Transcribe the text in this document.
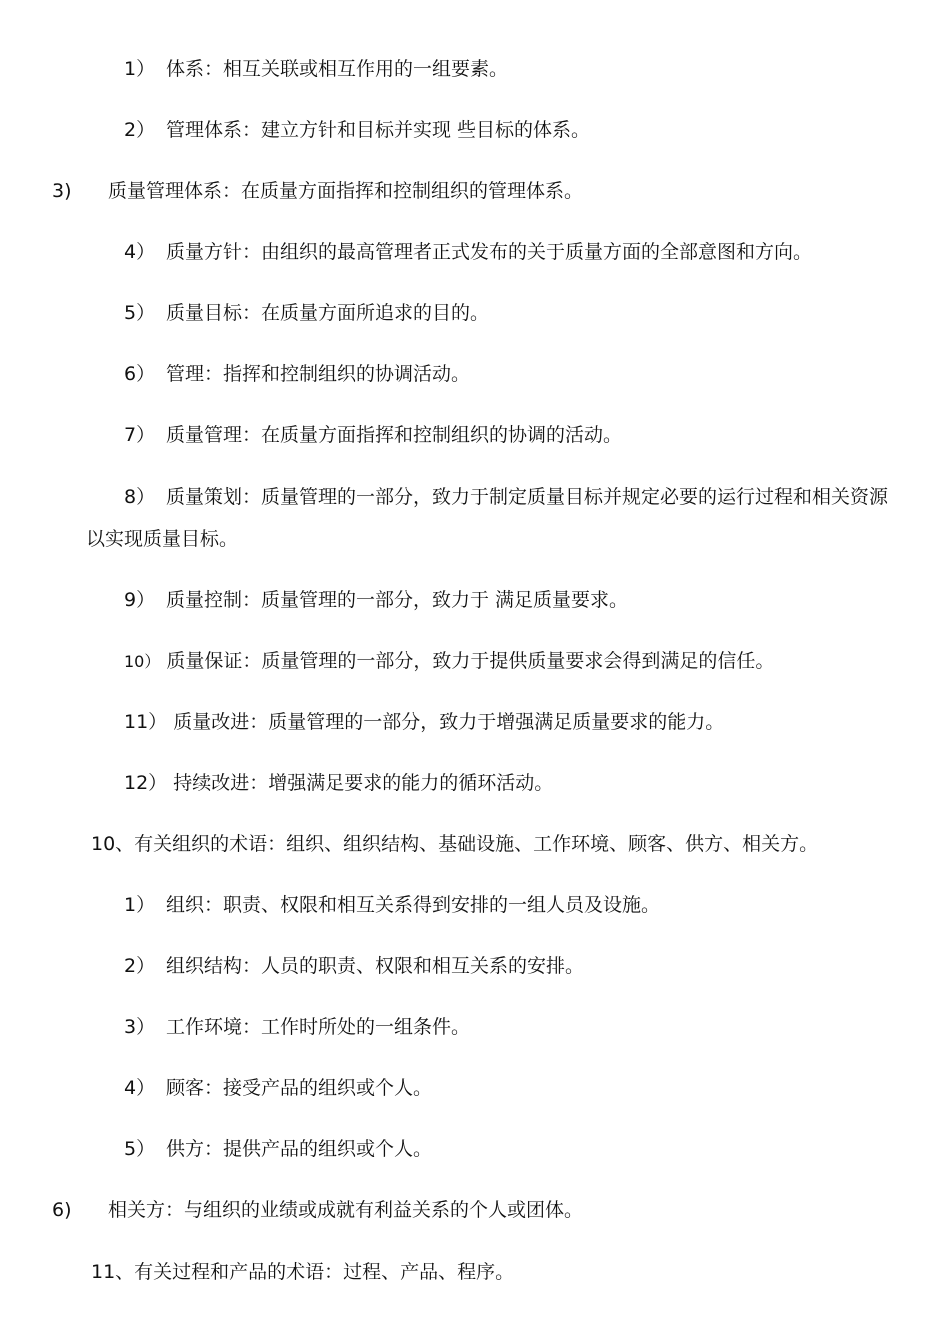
1） 体系：相互关联或相互作用的一组要素。
2） 管理体系：建立方针和目标并实现 些目标的体系。
3) 质量管理体系：在质量方面指挥和控制组织的管理体系。
4） 质量方针：由组织的最高管理者正式发布的关于质量方面的全部意图和方向。
5） 质量目标：在质量方面所追求的目的。
6） 管理：指挥和控制组织的协调活动。
7） 质量管理：在质量方面指挥和控制组织的协调的活动。
8） 质量策划：质量管理的一部分，致力于制定质量目标并规定必要的运行过程和相关资源
以实现质量目标。
9） 质量控制：质量管理的一部分，致力于 满足质量要求。
10） 质量保证：质量管理的一部分，致力于提供质量要求会得到满足的信任。
11） 质量改进：质量管理的一部分，致力于增强满足质量要求的能力。
12） 持续改进：增强满足要求的能力的循环活动。
10、有关组织的术语：组织、组织结构、基础设施、工作环境、顾客、供方、相关方。
1） 组织：职责、权限和相互关系得到安排的一组人员及设施。
2） 组织结构：人员的职责、权限和相互关系的安排。
3） 工作环境：工作时所处的一组条件。
4） 顾客：接受产品的组织或个人。
5） 供方：提供产品的组织或个人。
6) 相关方：与组织的业绩或成就有利益关系的个人或团体。
11、有关过程和产品的术语：过程、产品、程序。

________________________________________

Using the records above, retype everything exactly except the pictures.

* _Expected answer_
Transcribe the text in this document.
1） 体系：相互关联或相互作用的一组要素。
2） 管理体系：建立方针和目标并实现 些目标的体系。
3) 质量管理体系：在质量方面指挥和控制组织的管理体系。
4） 质量方针：由组织的最高管理者正式发布的关于质量方面的全部意图和方向。
5） 质量目标：在质量方面所追求的目的。
6） 管理：指挥和控制组织的协调活动。
7） 质量管理：在质量方面指挥和控制组织的协调的活动。
8） 质量策划：质量管理的一部分，致力于制定质量目标并规定必要的运行过程和相关资源
以实现质量目标。
9） 质量控制：质量管理的一部分，致力于 满足质量要求。
10） 质量保证：质量管理的一部分，致力于提供质量要求会得到满足的信任。
11） 质量改进：质量管理的一部分，致力于增强满足质量要求的能力。
12） 持续改进：增强满足要求的能力的循环活动。
10、有关组织的术语：组织、组织结构、基础设施、工作环境、顾客、供方、相关方。
1） 组织：职责、权限和相互关系得到安排的一组人员及设施。
2） 组织结构：人员的职责、权限和相互关系的安排。
3） 工作环境：工作时所处的一组条件。
4） 顾客：接受产品的组织或个人。
5） 供方：提供产品的组织或个人。
6) 相关方：与组织的业绩或成就有利益关系的个人或团体。
11、有关过程和产品的术语：过程、产品、程序。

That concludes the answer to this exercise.